ИСХОДНЫЙ ТЕКСТ
<<<<
Схватка за глобальный Юг
— Запад отчаянно пытается сдвинуть глобальный Юг с его нейтральной позиции в отношении украинского конфликта. Удается ему здесь достичь каких-то результатов?
— Я бы говорил не о глобальном Юге, а о незападном мире в целом. Мне нравится понятие «мировое большинство», хотя оно тоже не без изъянов. В большинство входят очень разные страны с очень разным отношением друг к другу. Иногда это отношения на ножах. Позиция «мирового большинства» не должна недооцениваться. Но она не должна и переоцениваться. У нас не должно быть идеализма по поводу «мирового большинства». Любая страна «мирового большинства» в первую очередь прагматично продвигает свои собственные интересы. Они не будут пророссийскими просто потому, что они любят Россию и хотят сбросить с себя иго Запада. У них свои отношения с Западом, от которых многие из них отказываться не готовы. Индия, например. У нее очень тесные связи с ЕС, США — и через рынок, и через диаспору. У Китая свои связи с Западом. Да, американо-китайские отношения постепенно ухудшаются. Но ускорять это ухудшение ради России они точно не будут. Наоборот, Пекин пытается разыграть российскую карту, чтобы надавить на американцев и добиться для себя преимуществ. Китай не будет рисковать своими принципиальными национальными интересами ради России. Пекин будет пытаться максимизировать для себя пользу от украинского конфликта. Китаю выгодно то, что американцы разбазаривают свои ресурсы на европейском направлении. Из-за этого эти ресурсы не идут на азиатское направление: на сдерживание самого Китая. При этом поражение России КНР невыгодно, тем более что по целому ряду стратегических вопросов Москва поддерживает Пекин. Китай будет вести дело к тому, чтобы конфликт России и Запада не перешел опасной черты.
Даже Иран — страна, которая находится в жесткой конфронтации с США и под жесткими западными санкциями, — все равно очень трезво калькулирует свои интересы. В Тегеране смотрят на то, как углубление партнерства с Россией повлияет на возможные развязки по ядерной сделке. Я не вижу каких-то возможностей для ее возобновления — в первую очередь из-за особенностей политической системы США. Но в Иране тоже не готовы на 100% вписываться за Россию. Они готовы углублять партнерство с Россией в первую очередь ради себя — и нам надо этим пользоваться. Нам нужно углублять торговые и промышленные связи с Ираном, состыковать наши финансовые системы, понимая при этом, что у каждого свой интерес. Еще нам надо понимать, что никакого «единого фронта мирового большинства» нет и быть не может. Запад в текущих условиях не может его выстроить против России. Но и Россия не может его выстроить против Запада.
— И чего тогда в плане корректировки позиции «мирового большинства» могут добиться западники, а чего может добиться Россия?
>>>>
ВХОДНЫЕ ЗАПИСИ
<<<<
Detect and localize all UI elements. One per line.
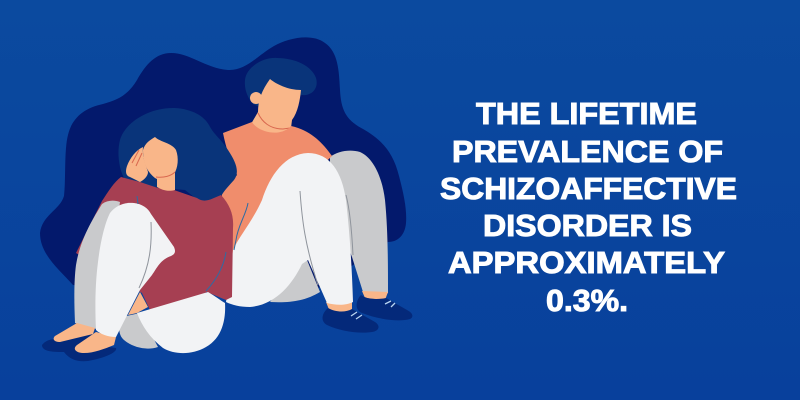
man's far leg bbox=[270, 151, 388, 302]
illustration: couple sitting bbox=[40, 37, 412, 361]
woman's wrist bbox=[128, 292, 148, 315]
headline text bbox=[440, 96, 737, 318]
headline text: DISORDER IS bbox=[483, 208, 692, 243]
headline text: SCHIZOAFFECTIVE bbox=[440, 171, 737, 206]
dark blob behind figures bbox=[40, 37, 406, 300]
woman's feet and shoes bbox=[42, 323, 116, 361]
woman's grey leg bbox=[74, 201, 158, 349]
man's head and hair bbox=[245, 58, 317, 134]
headline text: THE LIFETIME bbox=[476, 96, 697, 131]
woman's hair bbox=[118, 108, 237, 204]
man's shirt bbox=[220, 122, 332, 265]
headline text: PREVALENCE OF bbox=[452, 134, 723, 169]
headline text: APPROXIMATELY bbox=[448, 245, 725, 280]
woman's shirt bbox=[76, 177, 233, 310]
woman's white trousers bbox=[95, 203, 225, 353]
man's shoes bbox=[323, 291, 412, 333]
woman's face and hand bbox=[126, 137, 178, 191]
headline text: 0.3%. bbox=[546, 283, 628, 318]
clothing crease lines bbox=[137, 196, 248, 291]
man's white leg bbox=[226, 153, 353, 307]
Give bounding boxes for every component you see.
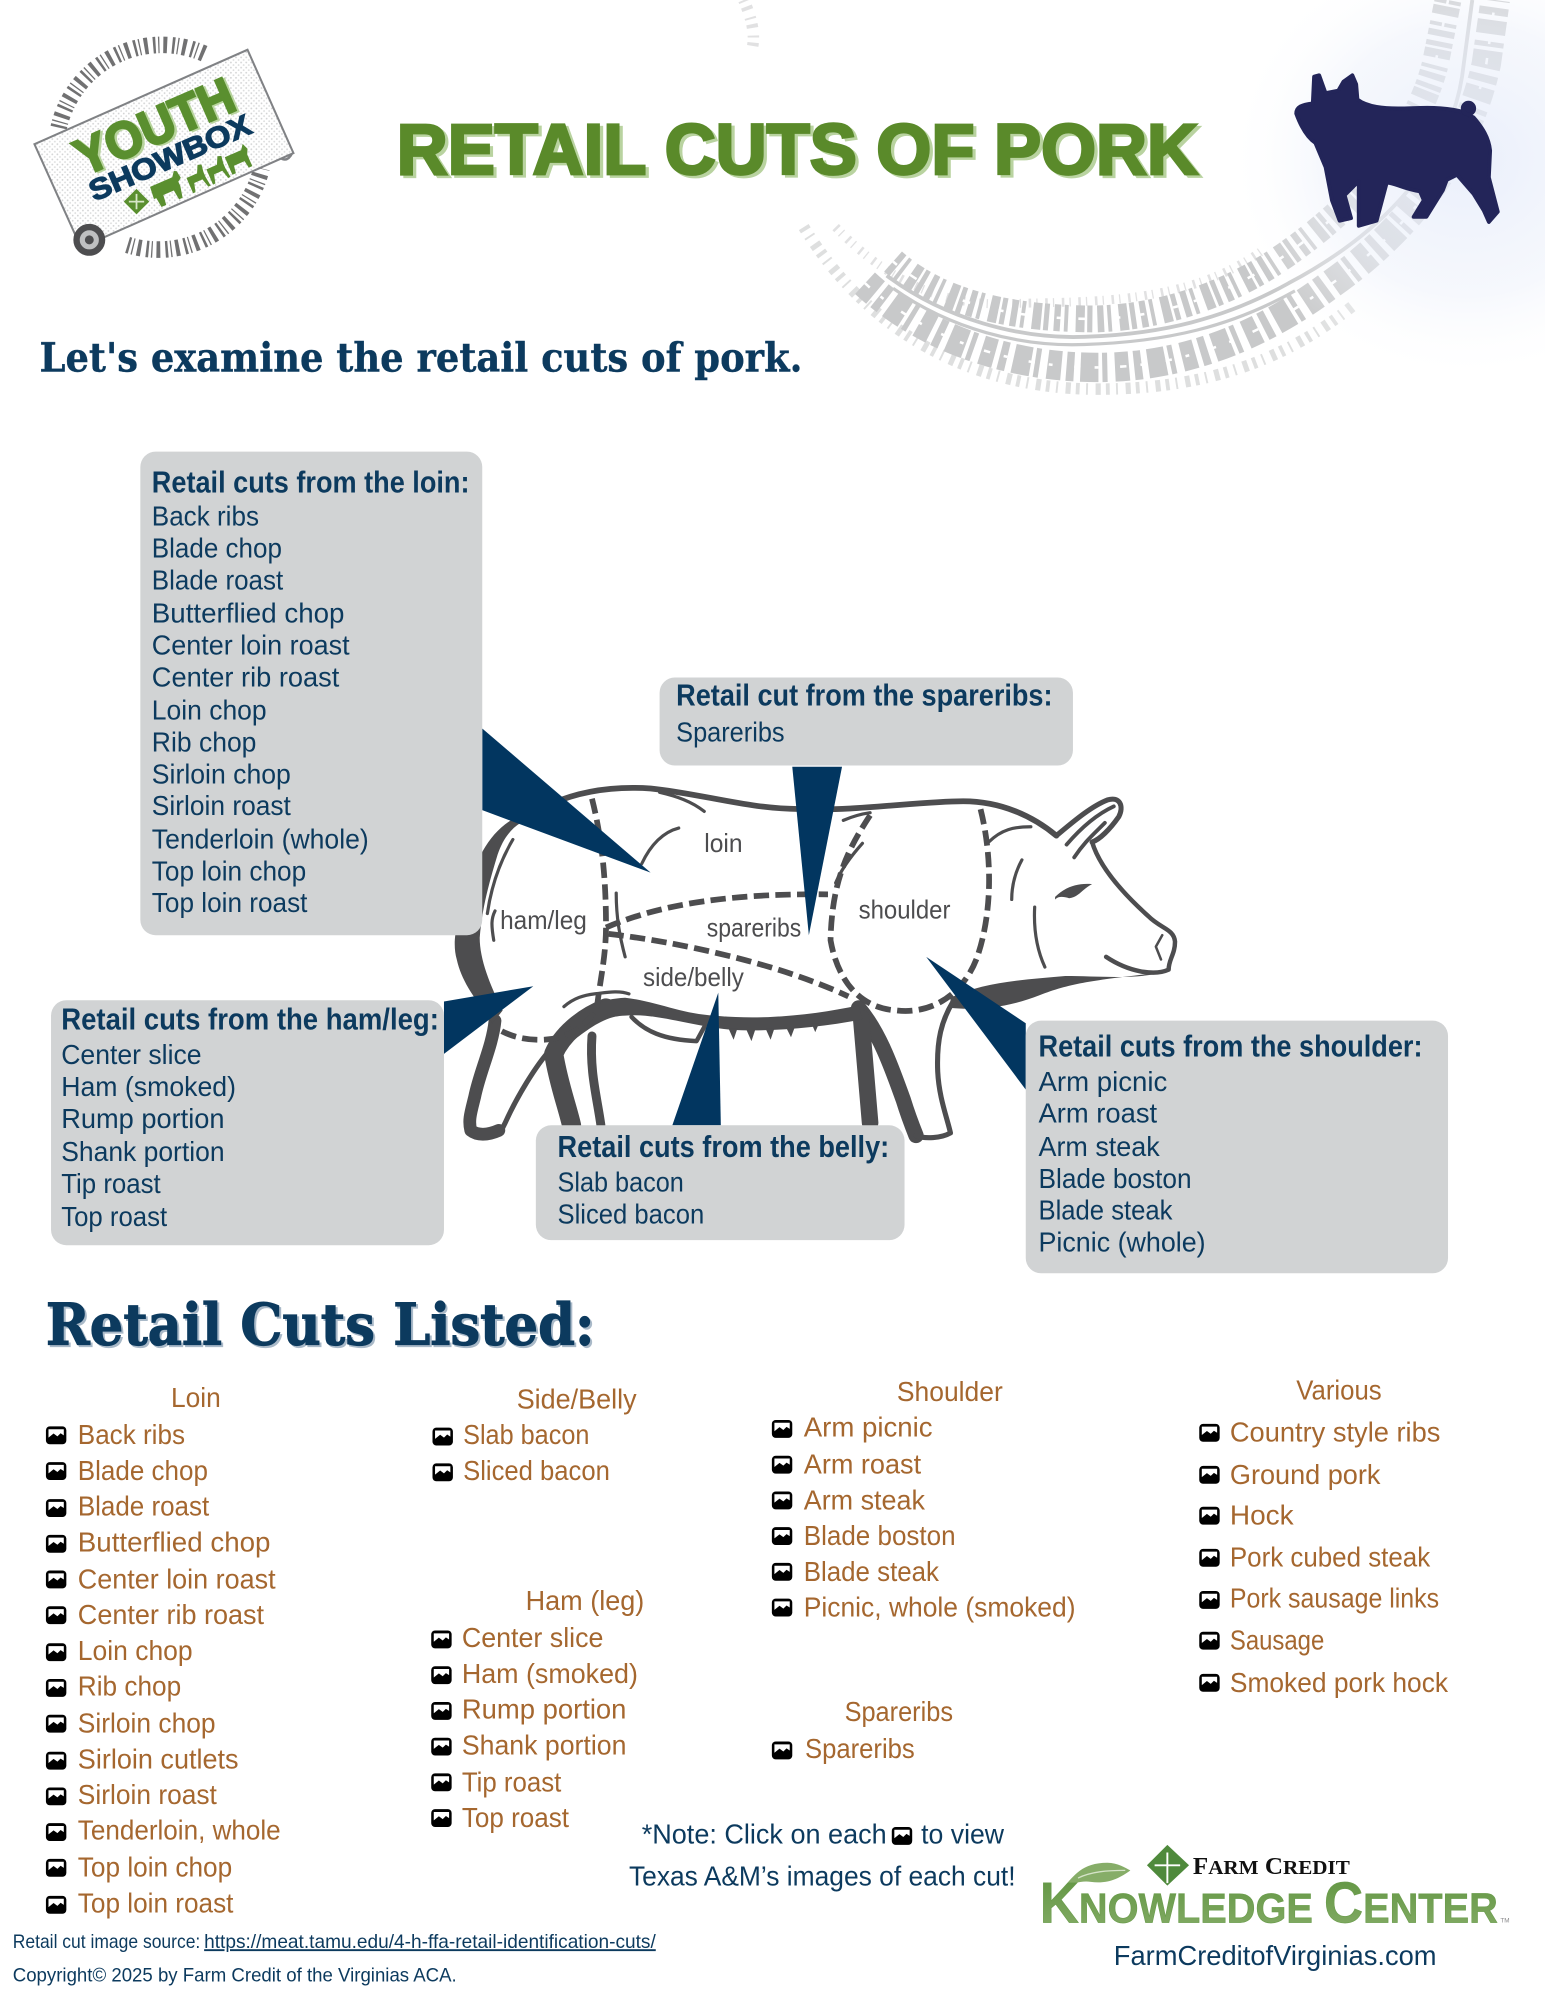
>>>>
ЗАДАНИЯ
A: Изложите исходный текст в двух предложениях.
B: Во входных записях замените «headline text» на «heading text» во всем фрагменте от строки с «man's far leg bbox=[270, 151, 388, 302]» до строки с «man's white leg bbox=[226, 153, 353, 307]» включительно. Выведите только эти строки.

ОТВЕТЫ
A: Страны «мирового большинства» очень разные и в первую очередь прагматично продвигают собственные интересы, не будучи готовы отказываться от своих отношений с Западом. Китай стремится извлечь пользу из украинского конфликта, но поражение России ему невыгодно, Иран тоже трезво калькулирует свои интересы, а никакого «единого фронта мирового большинства» нет: ни Запад не может выстроить его против России, ни Россия против Запада.

B:
man's far leg bbox=[270, 151, 388, 302]
illustration: couple sitting bbox=[40, 37, 412, 361]
woman's wrist bbox=[128, 292, 148, 315]
heading text bbox=[440, 96, 737, 318]
heading text: DISORDER IS bbox=[483, 208, 692, 243]
heading text: SCHIZOAFFECTIVE bbox=[440, 171, 737, 206]
dark blob behind figures bbox=[40, 37, 406, 300]
woman's feet and shoes bbox=[42, 323, 116, 361]
woman's grey leg bbox=[74, 201, 158, 349]
man's head and hair bbox=[245, 58, 317, 134]
heading text: THE LIFETIME bbox=[476, 96, 697, 131]
woman's hair bbox=[118, 108, 237, 204]
man's shirt bbox=[220, 122, 332, 265]
heading text: PREVALENCE OF bbox=[452, 134, 723, 169]
heading text: APPROXIMATELY bbox=[448, 245, 725, 280]
woman's shirt bbox=[76, 177, 233, 310]
woman's white trousers bbox=[95, 203, 225, 353]
man's shoes bbox=[323, 291, 412, 333]
woman's face and hand bbox=[126, 137, 178, 191]
heading text: 0.3%. bbox=[546, 283, 628, 318]
clothing crease lines bbox=[137, 196, 248, 291]
man's white leg bbox=[226, 153, 353, 307]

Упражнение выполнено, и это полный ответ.